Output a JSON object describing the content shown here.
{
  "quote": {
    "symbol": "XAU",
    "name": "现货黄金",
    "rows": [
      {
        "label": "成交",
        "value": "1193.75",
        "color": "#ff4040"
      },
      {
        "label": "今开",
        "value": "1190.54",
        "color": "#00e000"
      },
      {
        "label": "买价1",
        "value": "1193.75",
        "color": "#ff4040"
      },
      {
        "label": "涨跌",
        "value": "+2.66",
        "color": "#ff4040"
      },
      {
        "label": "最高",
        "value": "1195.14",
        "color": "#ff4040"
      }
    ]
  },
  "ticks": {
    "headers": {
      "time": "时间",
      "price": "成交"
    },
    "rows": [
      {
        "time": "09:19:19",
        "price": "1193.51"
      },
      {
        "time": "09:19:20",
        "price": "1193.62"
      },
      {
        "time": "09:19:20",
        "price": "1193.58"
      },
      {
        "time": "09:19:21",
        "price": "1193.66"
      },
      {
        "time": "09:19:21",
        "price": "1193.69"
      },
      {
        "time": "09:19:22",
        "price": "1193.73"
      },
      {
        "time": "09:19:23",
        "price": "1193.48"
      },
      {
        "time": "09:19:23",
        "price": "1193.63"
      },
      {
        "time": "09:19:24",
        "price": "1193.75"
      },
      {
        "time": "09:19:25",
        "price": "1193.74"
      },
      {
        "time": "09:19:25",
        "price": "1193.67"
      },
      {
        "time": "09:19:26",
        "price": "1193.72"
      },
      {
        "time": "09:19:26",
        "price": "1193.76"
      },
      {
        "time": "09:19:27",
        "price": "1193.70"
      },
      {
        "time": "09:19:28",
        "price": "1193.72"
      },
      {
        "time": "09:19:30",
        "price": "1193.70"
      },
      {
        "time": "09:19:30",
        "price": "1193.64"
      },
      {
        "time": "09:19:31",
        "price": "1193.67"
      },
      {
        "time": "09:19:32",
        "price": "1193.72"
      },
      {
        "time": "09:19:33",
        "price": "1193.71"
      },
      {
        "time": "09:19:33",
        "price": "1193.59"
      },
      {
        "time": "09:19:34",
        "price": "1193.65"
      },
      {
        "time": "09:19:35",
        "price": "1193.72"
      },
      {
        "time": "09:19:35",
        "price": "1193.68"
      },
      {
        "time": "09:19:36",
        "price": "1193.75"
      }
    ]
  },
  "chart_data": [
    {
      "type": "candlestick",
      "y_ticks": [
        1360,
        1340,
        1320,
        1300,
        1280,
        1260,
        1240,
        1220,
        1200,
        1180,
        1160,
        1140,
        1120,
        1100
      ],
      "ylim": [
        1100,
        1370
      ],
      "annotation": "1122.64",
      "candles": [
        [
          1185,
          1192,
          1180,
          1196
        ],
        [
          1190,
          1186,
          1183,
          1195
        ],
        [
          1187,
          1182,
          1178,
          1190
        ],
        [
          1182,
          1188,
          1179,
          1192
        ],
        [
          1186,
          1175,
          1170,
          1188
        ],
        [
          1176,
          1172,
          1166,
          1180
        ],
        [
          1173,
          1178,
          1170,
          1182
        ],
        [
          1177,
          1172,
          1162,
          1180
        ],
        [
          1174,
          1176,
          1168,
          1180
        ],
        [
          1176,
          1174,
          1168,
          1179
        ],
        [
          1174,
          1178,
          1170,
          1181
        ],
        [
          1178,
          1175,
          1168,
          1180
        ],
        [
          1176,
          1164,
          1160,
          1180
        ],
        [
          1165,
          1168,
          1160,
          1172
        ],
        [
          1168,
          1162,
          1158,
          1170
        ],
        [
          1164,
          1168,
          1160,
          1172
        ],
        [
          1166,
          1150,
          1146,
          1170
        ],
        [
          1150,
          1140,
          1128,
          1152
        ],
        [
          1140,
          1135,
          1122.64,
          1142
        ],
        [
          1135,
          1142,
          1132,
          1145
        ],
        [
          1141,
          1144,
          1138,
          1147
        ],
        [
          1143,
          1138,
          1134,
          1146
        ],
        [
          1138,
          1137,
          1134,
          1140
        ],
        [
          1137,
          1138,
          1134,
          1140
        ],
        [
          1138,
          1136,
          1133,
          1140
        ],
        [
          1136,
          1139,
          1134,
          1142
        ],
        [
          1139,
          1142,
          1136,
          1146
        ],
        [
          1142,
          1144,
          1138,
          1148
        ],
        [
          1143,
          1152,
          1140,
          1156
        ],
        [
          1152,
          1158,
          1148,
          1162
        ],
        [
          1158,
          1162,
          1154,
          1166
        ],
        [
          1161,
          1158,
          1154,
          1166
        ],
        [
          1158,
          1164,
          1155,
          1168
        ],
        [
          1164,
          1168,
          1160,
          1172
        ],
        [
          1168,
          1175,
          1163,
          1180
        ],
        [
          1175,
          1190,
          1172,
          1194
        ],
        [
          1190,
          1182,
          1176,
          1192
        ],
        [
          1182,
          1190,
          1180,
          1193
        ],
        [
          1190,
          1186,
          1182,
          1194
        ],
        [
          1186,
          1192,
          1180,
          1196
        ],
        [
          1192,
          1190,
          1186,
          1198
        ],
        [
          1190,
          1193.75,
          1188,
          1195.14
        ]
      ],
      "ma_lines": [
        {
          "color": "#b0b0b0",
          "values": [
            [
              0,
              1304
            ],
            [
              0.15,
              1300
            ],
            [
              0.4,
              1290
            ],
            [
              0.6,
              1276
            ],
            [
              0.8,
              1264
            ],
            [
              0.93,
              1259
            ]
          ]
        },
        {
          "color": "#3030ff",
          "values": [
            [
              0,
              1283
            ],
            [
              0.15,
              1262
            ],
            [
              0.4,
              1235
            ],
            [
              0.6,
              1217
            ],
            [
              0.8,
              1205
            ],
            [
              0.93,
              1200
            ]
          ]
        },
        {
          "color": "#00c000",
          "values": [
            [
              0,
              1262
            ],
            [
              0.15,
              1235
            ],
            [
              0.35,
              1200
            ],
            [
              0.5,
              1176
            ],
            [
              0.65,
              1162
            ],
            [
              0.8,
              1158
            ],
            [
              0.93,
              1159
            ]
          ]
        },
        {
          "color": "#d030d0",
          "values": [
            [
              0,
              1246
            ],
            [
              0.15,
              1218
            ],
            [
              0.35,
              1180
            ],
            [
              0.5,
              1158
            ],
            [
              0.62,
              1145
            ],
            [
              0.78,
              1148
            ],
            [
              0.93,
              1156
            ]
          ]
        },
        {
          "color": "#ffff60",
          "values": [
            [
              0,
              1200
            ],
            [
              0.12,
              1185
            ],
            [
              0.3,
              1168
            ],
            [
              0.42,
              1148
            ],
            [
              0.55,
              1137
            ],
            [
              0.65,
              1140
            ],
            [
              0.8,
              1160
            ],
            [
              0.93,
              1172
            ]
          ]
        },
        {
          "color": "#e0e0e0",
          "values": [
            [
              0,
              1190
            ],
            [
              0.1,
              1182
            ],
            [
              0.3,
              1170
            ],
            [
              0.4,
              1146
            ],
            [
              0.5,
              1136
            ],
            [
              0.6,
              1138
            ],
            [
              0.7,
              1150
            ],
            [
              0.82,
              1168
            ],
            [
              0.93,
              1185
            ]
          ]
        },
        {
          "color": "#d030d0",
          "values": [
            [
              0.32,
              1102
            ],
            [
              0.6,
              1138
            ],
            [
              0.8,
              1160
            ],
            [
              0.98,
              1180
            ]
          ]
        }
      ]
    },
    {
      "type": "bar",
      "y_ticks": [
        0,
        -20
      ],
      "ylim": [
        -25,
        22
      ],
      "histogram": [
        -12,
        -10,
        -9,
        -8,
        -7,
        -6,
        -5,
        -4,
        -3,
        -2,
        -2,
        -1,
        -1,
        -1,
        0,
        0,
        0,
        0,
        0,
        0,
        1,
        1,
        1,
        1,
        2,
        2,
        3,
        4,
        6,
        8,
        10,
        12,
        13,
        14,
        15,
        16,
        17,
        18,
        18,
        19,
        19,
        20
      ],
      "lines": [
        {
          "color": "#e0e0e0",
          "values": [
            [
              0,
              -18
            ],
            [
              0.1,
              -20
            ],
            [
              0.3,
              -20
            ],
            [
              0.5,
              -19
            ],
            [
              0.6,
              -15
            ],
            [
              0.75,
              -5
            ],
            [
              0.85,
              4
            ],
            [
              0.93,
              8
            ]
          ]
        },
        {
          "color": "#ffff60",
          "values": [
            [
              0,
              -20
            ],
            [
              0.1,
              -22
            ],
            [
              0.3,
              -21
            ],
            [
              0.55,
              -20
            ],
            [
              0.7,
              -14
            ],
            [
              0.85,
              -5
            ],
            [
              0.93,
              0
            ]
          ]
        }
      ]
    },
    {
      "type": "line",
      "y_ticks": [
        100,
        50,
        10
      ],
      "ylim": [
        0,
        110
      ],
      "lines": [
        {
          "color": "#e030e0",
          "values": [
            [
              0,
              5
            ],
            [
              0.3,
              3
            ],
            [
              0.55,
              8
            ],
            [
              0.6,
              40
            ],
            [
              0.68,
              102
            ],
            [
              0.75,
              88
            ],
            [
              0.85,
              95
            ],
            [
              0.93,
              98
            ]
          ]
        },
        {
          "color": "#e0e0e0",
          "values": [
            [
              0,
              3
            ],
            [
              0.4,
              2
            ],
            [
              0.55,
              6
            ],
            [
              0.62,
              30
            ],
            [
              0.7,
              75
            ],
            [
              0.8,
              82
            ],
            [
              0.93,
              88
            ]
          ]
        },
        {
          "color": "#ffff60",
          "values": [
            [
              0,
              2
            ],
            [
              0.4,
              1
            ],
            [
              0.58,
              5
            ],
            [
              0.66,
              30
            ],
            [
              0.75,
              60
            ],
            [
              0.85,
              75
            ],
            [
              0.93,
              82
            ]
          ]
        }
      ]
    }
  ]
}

=======

**Problem statement**. Report only the number of lines in the listing that contain the word "type".

**Correct output**. 3